TASK INSTRUCTIONS:
Output only the lines that run from the line holding "Give me the" to the end of the entries, both ends included, and skip the pictures.

----- RECORDS PROVIDED -----

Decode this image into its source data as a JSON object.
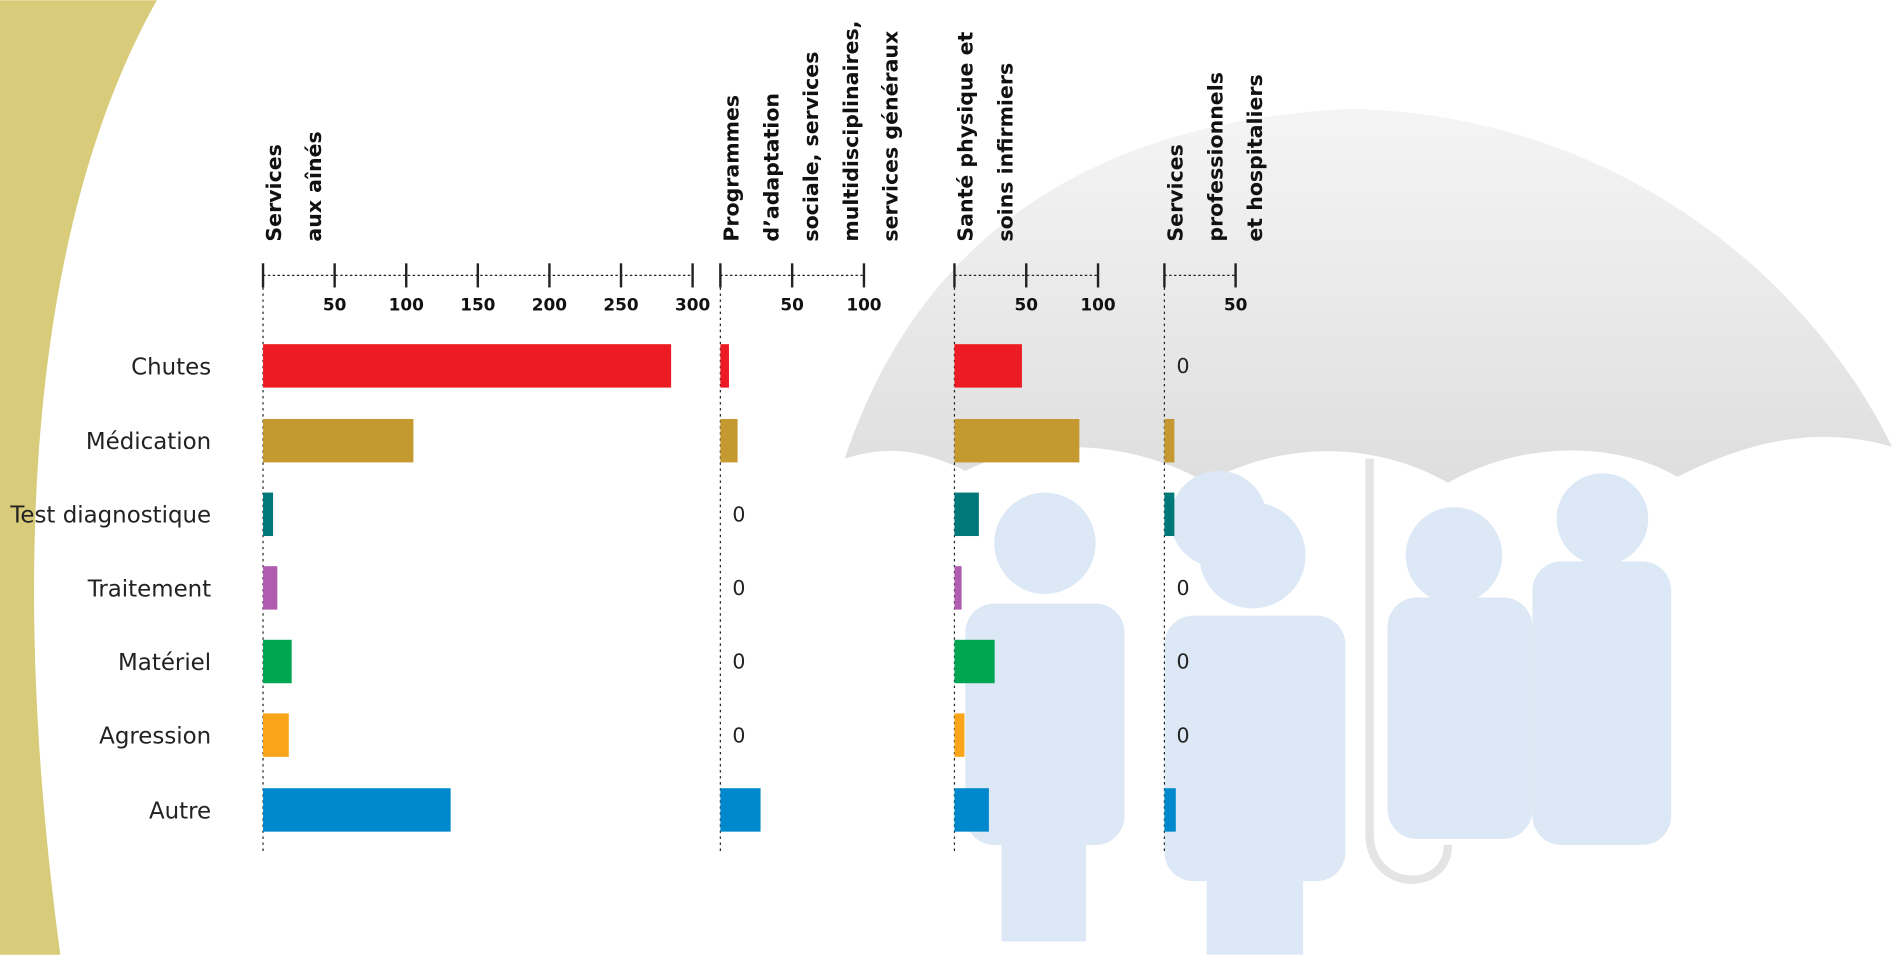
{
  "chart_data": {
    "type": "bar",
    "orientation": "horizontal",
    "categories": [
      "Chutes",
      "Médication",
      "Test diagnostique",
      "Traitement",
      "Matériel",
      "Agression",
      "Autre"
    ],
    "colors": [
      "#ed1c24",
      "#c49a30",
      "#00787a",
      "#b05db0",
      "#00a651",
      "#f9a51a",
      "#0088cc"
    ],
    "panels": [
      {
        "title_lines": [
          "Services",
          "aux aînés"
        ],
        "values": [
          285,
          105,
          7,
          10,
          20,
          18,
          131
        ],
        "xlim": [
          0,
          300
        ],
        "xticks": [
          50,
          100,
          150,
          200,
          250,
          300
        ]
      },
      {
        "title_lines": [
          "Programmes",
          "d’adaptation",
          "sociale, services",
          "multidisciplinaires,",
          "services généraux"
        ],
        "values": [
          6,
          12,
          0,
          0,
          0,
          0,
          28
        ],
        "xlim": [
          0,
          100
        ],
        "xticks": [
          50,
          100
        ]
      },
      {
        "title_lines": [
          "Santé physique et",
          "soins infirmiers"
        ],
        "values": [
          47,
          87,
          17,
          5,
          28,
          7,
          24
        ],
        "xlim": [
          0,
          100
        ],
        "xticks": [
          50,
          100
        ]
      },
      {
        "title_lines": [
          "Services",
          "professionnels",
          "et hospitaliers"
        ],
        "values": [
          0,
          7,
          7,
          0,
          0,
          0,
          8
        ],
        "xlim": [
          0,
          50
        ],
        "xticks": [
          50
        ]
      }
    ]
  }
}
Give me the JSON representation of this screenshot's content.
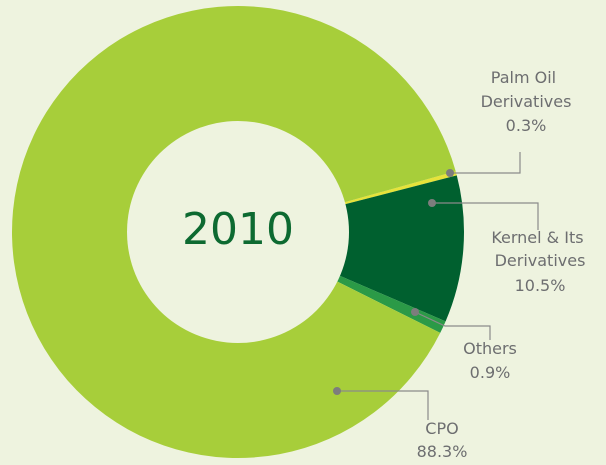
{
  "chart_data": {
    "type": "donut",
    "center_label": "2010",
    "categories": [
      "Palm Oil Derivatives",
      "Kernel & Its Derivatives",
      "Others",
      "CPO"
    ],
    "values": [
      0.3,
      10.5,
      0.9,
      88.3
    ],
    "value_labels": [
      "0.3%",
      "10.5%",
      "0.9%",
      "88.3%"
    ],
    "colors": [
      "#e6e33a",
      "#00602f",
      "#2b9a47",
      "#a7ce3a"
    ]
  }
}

-----

REPLY TO THE EXERCISE:
Give me the JSON representation of this screenshot's content.
{
  "chart_data": {
    "type": "donut",
    "center_label": "2010",
    "categories": [
      "Palm Oil Derivatives",
      "Kernel & Its Derivatives",
      "Others",
      "CPO"
    ],
    "values": [
      0.3,
      10.5,
      0.9,
      88.3
    ],
    "value_labels": [
      "0.3%",
      "10.5%",
      "0.9%",
      "88.3%"
    ],
    "colors": [
      "#e6e33a",
      "#00602f",
      "#2b9a47",
      "#a7ce3a"
    ]
  }
}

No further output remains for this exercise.